As suas exéquias fúnebres durarão três dias, em horários
ainda a determinar. Nos dois primeiros o corpo estará em câmara ardente no refeitório
do Mosteiro dos Jerónimos, para onde será levado de sua casa, no Campo Grande,
com passagem e paragem na Câmara Municipal de Lisboa. Mário Soares era
agnóstico e por isso não será velado em nenhuma capela nem haverá missa de
corpo presente.
Ao terceiro dia será levado para centro do claustro daquele
monumento, onde se realiza uma cerimónia com intervenções da família, do
Presidente da República, do primeiro-ministro e do presidente da Assembleia da
República, e com a actuação do coro do Teatro S. Carlos. Dali, o cortejo
fúnebre segue para o Cemitério dos Prazeres, passando pelo Palácio de Belém,
Fundação Mário Soares, Assembleia da República e Largo do Rato, onde se
encontra a sede do PS, partido de que é fundador.
Nascido a 7 de Dezembro de 1924 em Lisboa, Mário Alberto
Nobre Lopes Soares era filho de João Lopes Soares, um antigo padre e professor
que fundou o Colégio Moderno, e de Elisa Nobre Soares, professora.
Mário Soares destacou-se desde cedo na política. Ainda como
estudante universitário (licenciou-se em Ciências Histórico-Filosóficas em 1951
e em Direito em 1957), foi secretário da Comissão Central da Candidatura do
General Norton de Matos à Presidência da República, em 1949, e estaria 11 anos
depois na Comissão da Candidatura do General Humberto Delgado à Presidência da
República.
Fez parte de vários movimentos de oposição à ditadura do
Estado Novo, o que lhe valeu ser preso 12 vezes pela PIDE, a polícia política
do regime. Cumpriu quase três anos de prisão e foi na cadeia, em 1949, que casou
com Maria de Jesus Barroso. Foi deportado para São Tomé em 1968 e dois anos
depois obrigado a exilar-se em França.
Foi no exílio que se tornou um dos fundadores do Partido
Socialista, em 1973, e assumiu o cargo de secretário-geral dos socialistas durante
praticamente 13 anos.
Regressou a Portugal três dias depois da revolução de 25 de
Abril de 1974 para uma intensa actividade política, que o levou a ser uma
espécie de farol da democracia portuguesa.
┄┄┄┄┄┄┄┄┄┄
Por favor, repita fielmente o trecho do excerto sobre Mário Soares que abre com as palavras que contêm "Foi no exílio" e fecha com "da democracia portuguesa.".

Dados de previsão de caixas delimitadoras
┄┄┄┄┄┄┄┄┄┄
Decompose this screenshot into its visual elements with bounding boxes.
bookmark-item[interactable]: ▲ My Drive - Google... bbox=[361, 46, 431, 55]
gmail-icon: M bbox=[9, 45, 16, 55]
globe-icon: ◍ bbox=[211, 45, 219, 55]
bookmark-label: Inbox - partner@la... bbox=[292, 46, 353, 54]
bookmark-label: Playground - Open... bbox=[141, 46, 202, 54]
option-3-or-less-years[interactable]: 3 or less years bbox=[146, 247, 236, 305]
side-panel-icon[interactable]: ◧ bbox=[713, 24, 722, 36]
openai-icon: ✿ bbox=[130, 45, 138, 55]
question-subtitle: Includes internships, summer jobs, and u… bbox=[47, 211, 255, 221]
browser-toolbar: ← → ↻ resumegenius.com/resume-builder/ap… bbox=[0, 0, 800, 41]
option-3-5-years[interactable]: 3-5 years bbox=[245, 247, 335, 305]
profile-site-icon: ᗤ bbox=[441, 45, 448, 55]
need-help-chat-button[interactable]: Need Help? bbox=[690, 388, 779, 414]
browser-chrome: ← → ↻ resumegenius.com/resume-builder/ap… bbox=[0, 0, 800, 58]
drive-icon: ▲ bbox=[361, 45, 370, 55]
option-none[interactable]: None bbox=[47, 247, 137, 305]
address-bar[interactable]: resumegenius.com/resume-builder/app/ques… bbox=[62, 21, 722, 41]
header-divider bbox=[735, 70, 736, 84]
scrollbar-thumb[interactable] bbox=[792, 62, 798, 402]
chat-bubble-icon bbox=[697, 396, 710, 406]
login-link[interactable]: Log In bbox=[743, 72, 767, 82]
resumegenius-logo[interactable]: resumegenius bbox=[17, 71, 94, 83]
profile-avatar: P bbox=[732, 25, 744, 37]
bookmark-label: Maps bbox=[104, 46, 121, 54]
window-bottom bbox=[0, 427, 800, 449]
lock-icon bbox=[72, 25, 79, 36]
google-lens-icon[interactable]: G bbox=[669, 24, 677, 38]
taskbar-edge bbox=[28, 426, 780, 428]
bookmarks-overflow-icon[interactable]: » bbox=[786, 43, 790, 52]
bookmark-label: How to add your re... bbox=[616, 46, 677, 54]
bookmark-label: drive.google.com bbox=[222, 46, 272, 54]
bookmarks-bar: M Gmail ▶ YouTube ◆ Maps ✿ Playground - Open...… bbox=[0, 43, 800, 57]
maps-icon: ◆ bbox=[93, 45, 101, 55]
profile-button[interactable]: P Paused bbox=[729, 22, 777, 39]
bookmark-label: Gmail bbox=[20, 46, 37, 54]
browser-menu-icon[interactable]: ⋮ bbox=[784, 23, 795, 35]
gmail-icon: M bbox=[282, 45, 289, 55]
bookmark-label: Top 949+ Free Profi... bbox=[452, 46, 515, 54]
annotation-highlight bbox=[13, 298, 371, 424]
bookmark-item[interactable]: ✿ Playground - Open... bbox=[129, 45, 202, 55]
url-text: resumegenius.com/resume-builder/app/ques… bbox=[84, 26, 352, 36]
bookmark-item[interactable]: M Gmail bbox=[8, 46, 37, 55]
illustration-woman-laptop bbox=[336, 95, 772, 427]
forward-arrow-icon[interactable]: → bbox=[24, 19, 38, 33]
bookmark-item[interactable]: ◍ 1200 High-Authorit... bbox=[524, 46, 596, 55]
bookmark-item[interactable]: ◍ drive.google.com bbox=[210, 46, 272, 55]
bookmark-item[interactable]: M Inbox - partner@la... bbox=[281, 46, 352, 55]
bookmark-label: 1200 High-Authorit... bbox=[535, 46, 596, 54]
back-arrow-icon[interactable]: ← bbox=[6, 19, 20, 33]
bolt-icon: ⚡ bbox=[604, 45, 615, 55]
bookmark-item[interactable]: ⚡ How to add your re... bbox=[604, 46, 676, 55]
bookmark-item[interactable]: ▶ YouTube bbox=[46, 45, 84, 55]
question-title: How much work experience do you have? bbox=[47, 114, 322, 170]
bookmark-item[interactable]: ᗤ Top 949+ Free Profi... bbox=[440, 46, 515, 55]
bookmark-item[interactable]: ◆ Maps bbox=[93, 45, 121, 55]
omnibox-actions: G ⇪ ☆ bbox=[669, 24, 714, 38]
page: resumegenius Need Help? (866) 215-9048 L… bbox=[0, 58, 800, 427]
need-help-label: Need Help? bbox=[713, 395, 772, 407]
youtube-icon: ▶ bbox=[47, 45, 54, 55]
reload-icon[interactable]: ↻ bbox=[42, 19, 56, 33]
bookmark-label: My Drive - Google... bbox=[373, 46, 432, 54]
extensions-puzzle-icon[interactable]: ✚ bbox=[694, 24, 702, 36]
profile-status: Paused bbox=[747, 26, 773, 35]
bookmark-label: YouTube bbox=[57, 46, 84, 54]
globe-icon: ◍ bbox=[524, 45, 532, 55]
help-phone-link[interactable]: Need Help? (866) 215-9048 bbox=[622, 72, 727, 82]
┄┄┄┄┄┄┄┄┄┄
■ RESULTADO DA TAREFA ■
Foi no exílio que se tornou um dos fundadores do Partido
Socialista, em 1973, e assumiu o cargo de secretário-geral dos socialistas durante
praticamente 13 anos.
Regressou a Portugal três dias depois da revolução de 25 de
Abril de 1974 para uma intensa actividade política, que o levou a ser uma
espécie de farol da democracia portuguesa.